Review the lines that follow and copy each one that contains the word "legitimación".

** BEGIN Data in this exercise **

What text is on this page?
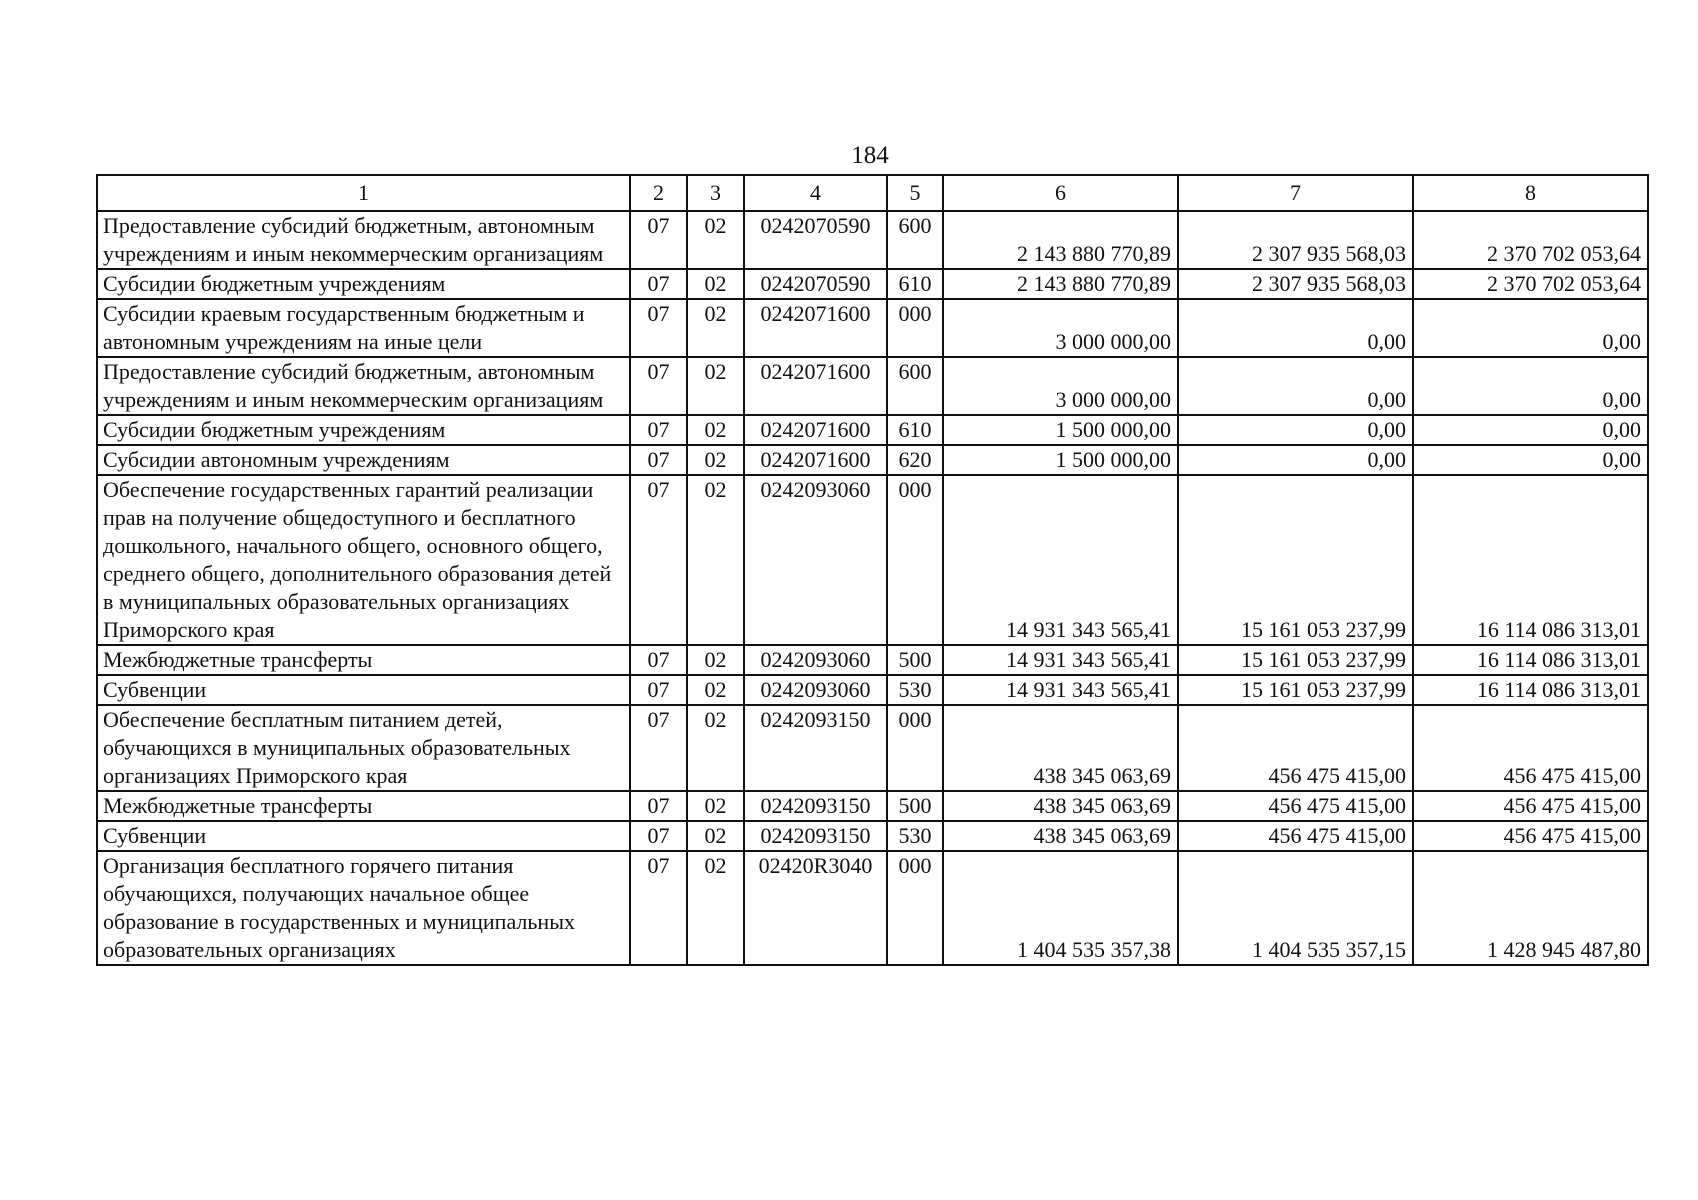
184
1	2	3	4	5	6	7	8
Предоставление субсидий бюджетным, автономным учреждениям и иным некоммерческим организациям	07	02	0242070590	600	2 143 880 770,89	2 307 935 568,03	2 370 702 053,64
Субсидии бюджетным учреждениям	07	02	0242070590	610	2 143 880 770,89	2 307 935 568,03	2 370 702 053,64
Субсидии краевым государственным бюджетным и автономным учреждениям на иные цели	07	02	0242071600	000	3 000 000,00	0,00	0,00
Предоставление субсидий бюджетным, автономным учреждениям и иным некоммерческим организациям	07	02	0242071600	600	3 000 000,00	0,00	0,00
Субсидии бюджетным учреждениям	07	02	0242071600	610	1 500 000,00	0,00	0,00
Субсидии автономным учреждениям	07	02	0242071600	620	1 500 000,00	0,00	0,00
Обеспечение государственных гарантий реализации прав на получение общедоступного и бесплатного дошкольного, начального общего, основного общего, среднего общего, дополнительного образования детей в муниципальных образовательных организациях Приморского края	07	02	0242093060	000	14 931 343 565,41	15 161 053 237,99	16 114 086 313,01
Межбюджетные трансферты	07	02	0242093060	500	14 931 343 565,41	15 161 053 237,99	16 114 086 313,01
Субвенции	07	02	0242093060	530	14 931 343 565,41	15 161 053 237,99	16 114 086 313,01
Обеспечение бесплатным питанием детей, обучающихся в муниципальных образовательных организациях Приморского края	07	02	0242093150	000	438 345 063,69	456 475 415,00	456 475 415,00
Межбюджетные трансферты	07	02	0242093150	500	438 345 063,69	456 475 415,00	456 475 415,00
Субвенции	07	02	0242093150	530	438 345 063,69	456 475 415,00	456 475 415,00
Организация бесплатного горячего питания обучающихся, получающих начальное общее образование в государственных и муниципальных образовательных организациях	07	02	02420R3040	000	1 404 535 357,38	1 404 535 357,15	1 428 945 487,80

** END Data in this exercise **
** BEGIN Data in this exercise **

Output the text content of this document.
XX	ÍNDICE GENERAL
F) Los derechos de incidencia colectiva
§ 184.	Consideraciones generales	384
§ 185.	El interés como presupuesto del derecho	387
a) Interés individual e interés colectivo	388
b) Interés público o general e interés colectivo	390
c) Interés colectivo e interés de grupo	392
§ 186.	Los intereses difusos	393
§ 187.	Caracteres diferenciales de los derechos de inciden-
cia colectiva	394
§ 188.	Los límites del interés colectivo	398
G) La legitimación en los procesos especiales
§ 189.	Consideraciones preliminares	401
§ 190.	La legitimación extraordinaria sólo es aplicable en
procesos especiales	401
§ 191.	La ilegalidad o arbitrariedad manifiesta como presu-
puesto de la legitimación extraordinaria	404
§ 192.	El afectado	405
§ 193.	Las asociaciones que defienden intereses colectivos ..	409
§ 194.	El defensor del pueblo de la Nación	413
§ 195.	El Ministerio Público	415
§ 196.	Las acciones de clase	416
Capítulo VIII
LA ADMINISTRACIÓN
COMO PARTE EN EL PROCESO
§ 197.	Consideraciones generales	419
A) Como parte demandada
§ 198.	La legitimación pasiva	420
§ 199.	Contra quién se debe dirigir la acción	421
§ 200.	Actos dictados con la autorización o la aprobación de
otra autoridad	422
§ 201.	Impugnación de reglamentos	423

** END Data in this exercise **

Answer for the task >>
G) La legitimación en los procesos especiales
§ 190.	La legitimación extraordinaria sólo es aplicable en
puesto de la legitimación extraordinaria	404
§ 198.	La legitimación pasiva	420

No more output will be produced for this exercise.